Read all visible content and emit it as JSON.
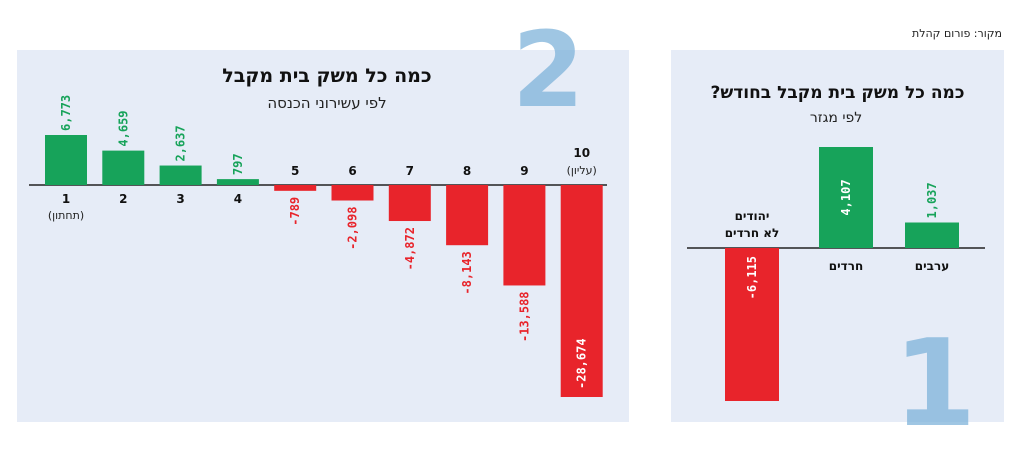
{
  "source": "מקור: פורום קהלת",
  "colors": {
    "positive": "#17a35a",
    "negative": "#e8242b",
    "panel": "#e6ecf7",
    "big_number": "#7fb3da"
  },
  "chart_data": [
    {
      "id": "by-decile",
      "type": "bar",
      "panel_number": "2",
      "title": "כמה כל משק בית מקבל",
      "subtitle": "לפי עשירוני הכנסה",
      "xlabel": "",
      "ylabel": "",
      "categories": [
        "1",
        "2",
        "3",
        "4",
        "5",
        "6",
        "7",
        "8",
        "9",
        "10"
      ],
      "category_notes": [
        "(תחתון)",
        "",
        "",
        "",
        "",
        "",
        "",
        "",
        "",
        "(עליון)"
      ],
      "values": [
        6773,
        4659,
        2637,
        797,
        -789,
        -2098,
        -4872,
        -8143,
        -13588,
        -28674
      ],
      "value_labels": [
        "6,773",
        "4,659",
        "2,637",
        "797",
        "-789",
        "-2,098",
        "-4,872",
        "-8,143",
        "-13,588",
        "-28,674"
      ],
      "ylim": [
        -28674,
        6773
      ],
      "grid": false,
      "legend": "none"
    },
    {
      "id": "by-sector",
      "type": "bar",
      "panel_number": "1",
      "title": "כמה כל משק בית מקבל בחודש?",
      "subtitle": "לפי מגזר",
      "xlabel": "",
      "ylabel": "",
      "categories": [
        "יהודים לא חרדים",
        "חרדים",
        "ערבים"
      ],
      "category_lines": [
        [
          "יהודים",
          "לא חרדים"
        ],
        [
          "חרדים"
        ],
        [
          "ערבים"
        ]
      ],
      "values": [
        -6115,
        4107,
        1037
      ],
      "value_labels": [
        "-6,115",
        "4,107",
        "1,037"
      ],
      "ylim": [
        -6115,
        4107
      ],
      "grid": false,
      "legend": "none"
    }
  ]
}
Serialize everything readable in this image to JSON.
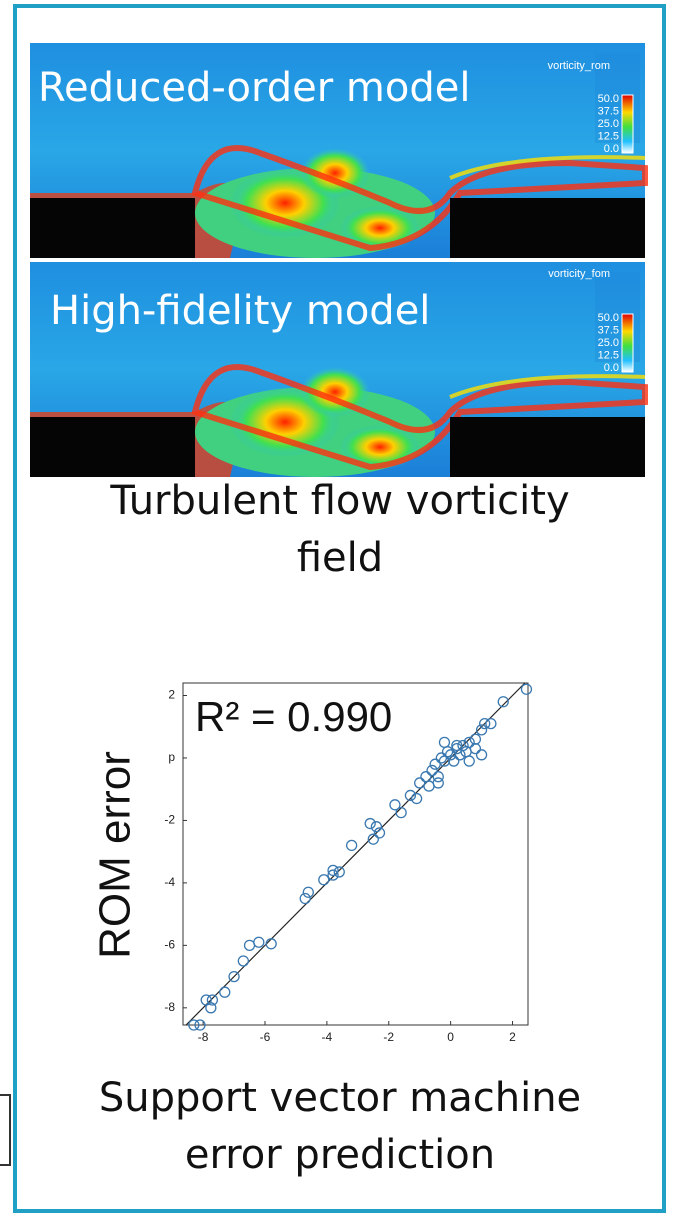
{
  "top_panel": {
    "label": "Reduced-order model",
    "colorbar_title": "vorticity_rom",
    "colorbar_ticks": [
      "50.0",
      "37.5",
      "25.0",
      "12.5",
      "0.0"
    ]
  },
  "bottom_panel": {
    "label": "High-fidelity model",
    "colorbar_title": "vorticity_fom",
    "colorbar_ticks": [
      "50.0",
      "37.5",
      "25.0",
      "12.5",
      "0.0"
    ]
  },
  "flow_caption": [
    "Turbulent flow vorticity",
    "field"
  ],
  "chart_caption": [
    "Support vector machine",
    "error prediction"
  ],
  "chart_data": {
    "type": "scatter",
    "ylabel": "ROM error",
    "annotation": "R² = 0.990",
    "color": "#3a78b0",
    "xlim": [
      -8.65,
      2.5
    ],
    "ylim": [
      -8.55,
      2.4
    ],
    "xticks": [
      -8,
      -6,
      -4,
      -2,
      0,
      2
    ],
    "yticks": [
      2,
      {
        "value": 0,
        "label": "p"
      },
      -2,
      -4,
      -6,
      -8
    ],
    "x": [
      -8.3,
      -8.1,
      -7.9,
      -7.7,
      -7.75,
      -7.3,
      -7.0,
      -6.7,
      -6.5,
      -6.2,
      -5.8,
      -4.7,
      -4.6,
      -4.1,
      -3.8,
      -3.6,
      -3.8,
      -3.2,
      -2.6,
      -2.4,
      -2.3,
      -2.5,
      -1.8,
      -1.6,
      -1.3,
      -1.1,
      -1.0,
      -0.8,
      -0.7,
      -0.6,
      -0.5,
      -0.4,
      -0.3,
      -0.2,
      -0.1,
      0,
      0.1,
      0.2,
      0.3,
      0.4,
      0.5,
      0.6,
      0.8,
      1.0,
      1.1,
      1.3,
      0.8,
      -0.2,
      0.2,
      1.7,
      2.45,
      -0.4,
      0.6,
      1.0
    ],
    "y": [
      -8.55,
      -8.55,
      -7.75,
      -7.75,
      -8.0,
      -7.5,
      -7.0,
      -6.5,
      -6.0,
      -5.9,
      -5.95,
      -4.5,
      -4.3,
      -3.9,
      -3.6,
      -3.65,
      -3.75,
      -2.8,
      -2.1,
      -2.2,
      -2.4,
      -2.6,
      -1.5,
      -1.75,
      -1.2,
      -1.3,
      -0.8,
      -0.6,
      -0.9,
      -0.4,
      -0.2,
      -0.6,
      0,
      -0.1,
      0.2,
      0.1,
      -0.1,
      0.3,
      0.1,
      0.4,
      0.2,
      0.5,
      0.3,
      0.9,
      1.1,
      1.1,
      0.6,
      0.5,
      0.4,
      1.8,
      2.2,
      -0.8,
      -0.1,
      0.1
    ]
  }
}
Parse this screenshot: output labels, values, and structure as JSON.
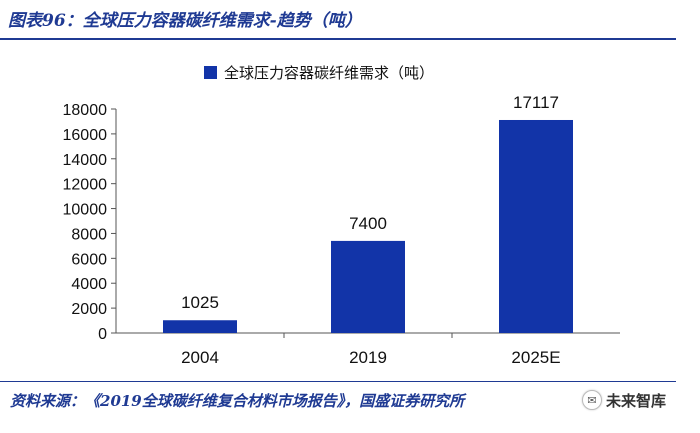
{
  "figure_title": "图表96：全球压力容器碳纤维需求-趋势（吨）",
  "source_note": "资料来源：《2019全球碳纤维复合材料市场报告》，国盛证券研究所",
  "watermark": {
    "text": "未来智库",
    "icon": "wechat-icon"
  },
  "colors": {
    "bar": "#1234a8",
    "title": "#1f3a93",
    "axis": "#555555"
  },
  "chart_data": {
    "type": "bar",
    "legend_position": "top",
    "categories": [
      "2004",
      "2019",
      "2025E"
    ],
    "series": [
      {
        "name": "全球压力容器碳纤维需求（吨）",
        "values": [
          1025,
          7400,
          17117
        ]
      }
    ],
    "data_labels": [
      "1025",
      "7400",
      "17117"
    ],
    "ylim": [
      0,
      18000
    ],
    "y_ticks": [
      0,
      2000,
      4000,
      6000,
      8000,
      10000,
      12000,
      14000,
      16000,
      18000
    ],
    "grid": false
  }
}
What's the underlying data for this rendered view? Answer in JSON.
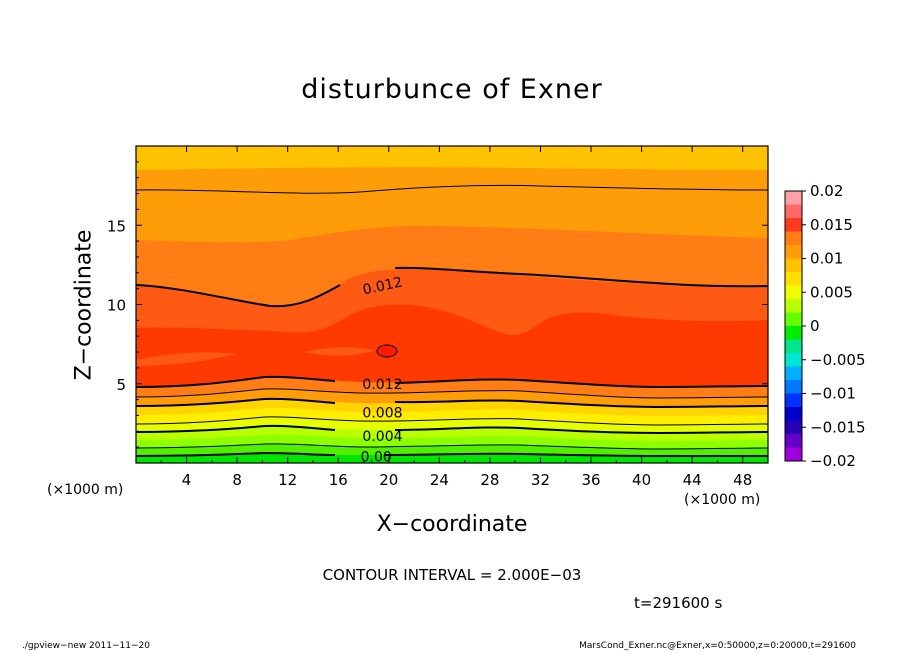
{
  "chart_data": {
    "type": "contour",
    "title": "disturbunce of Exner",
    "xlabel": "X−coordinate",
    "ylabel": "Z−coordinate",
    "x_unit_label": "(×1000 m)",
    "xlim": [
      0,
      50
    ],
    "ylim": [
      0,
      20
    ],
    "x_ticks": [
      4,
      8,
      12,
      16,
      20,
      24,
      28,
      32,
      36,
      40,
      44,
      48
    ],
    "y_ticks": [
      5,
      10,
      15
    ],
    "colorbar": {
      "ticks": [
        0.02,
        0.015,
        0.01,
        0.005,
        0,
        -0.005,
        -0.01,
        -0.015,
        -0.02
      ],
      "tick_labels": [
        "0.02",
        "0.015",
        "0.01",
        "0.005",
        "0",
        "−0.005",
        "−0.01",
        "−0.015",
        "−0.02"
      ],
      "colors": [
        "#ffa0a8",
        "#ff6a6a",
        "#ff3a1e",
        "#ff7d14",
        "#ff9d08",
        "#ffc200",
        "#ffdf00",
        "#f0ff00",
        "#b8ff00",
        "#64ff00",
        "#00ec00",
        "#00e68c",
        "#00e6d2",
        "#00b0ff",
        "#0078ff",
        "#0032ff",
        "#0000cc",
        "#2800b4",
        "#6400c8",
        "#a000dc"
      ]
    },
    "contour_interval": 0.002,
    "contour_labels": [
      {
        "text": "0.012",
        "x": 19.5,
        "z": 11.2
      },
      {
        "text": "0.012",
        "x": 19.5,
        "z": 5.0
      },
      {
        "text": "0.008",
        "x": 19.5,
        "z": 3.2
      },
      {
        "text": "0.004",
        "x": 19.5,
        "z": 1.7
      },
      {
        "text": "0.00",
        "x": 19.0,
        "z": 0.4
      }
    ],
    "local_max": {
      "x": 19.8,
      "z": 7.1
    }
  },
  "texts": {
    "title": "disturbunce of Exner",
    "xlabel": "X−coordinate",
    "ylabel": "Z−coordinate",
    "x_unit_left": "(×1000 m)",
    "x_unit_right": "(×1000 m)",
    "contour_interval": "CONTOUR INTERVAL = 2.000E−03",
    "time": "t=291600 s",
    "footer_left": "./gpview−new   2011−11−20",
    "footer_right": "MarsCond_Exner.nc@Exner,x=0:50000,z=0:20000,t=291600"
  }
}
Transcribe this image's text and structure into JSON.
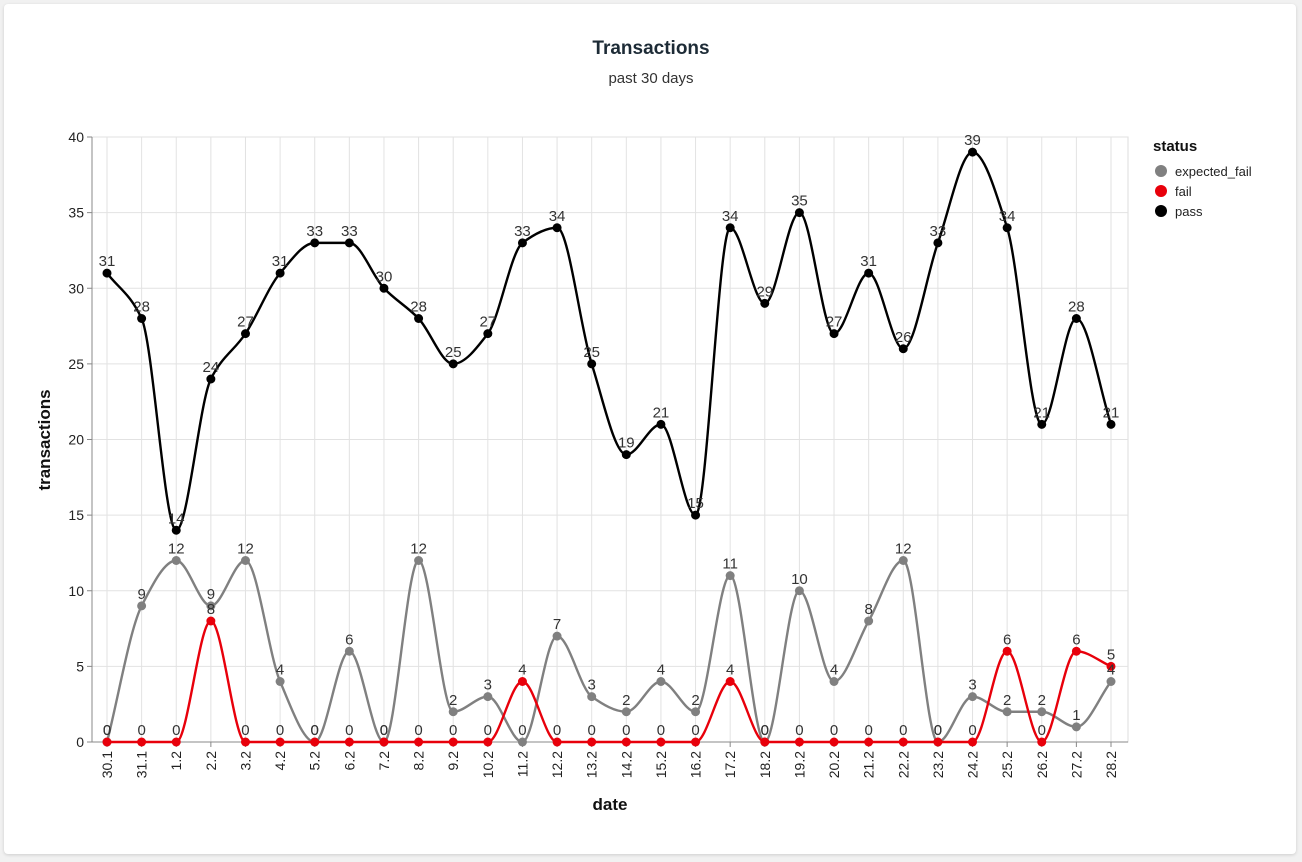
+++
* _Work to complete_
List each line holding the string "חרדים".

* _Output for this task_
        "יהודים לא חרדים",
        "חרדים",
          "לא חרדים"
          "חרדים"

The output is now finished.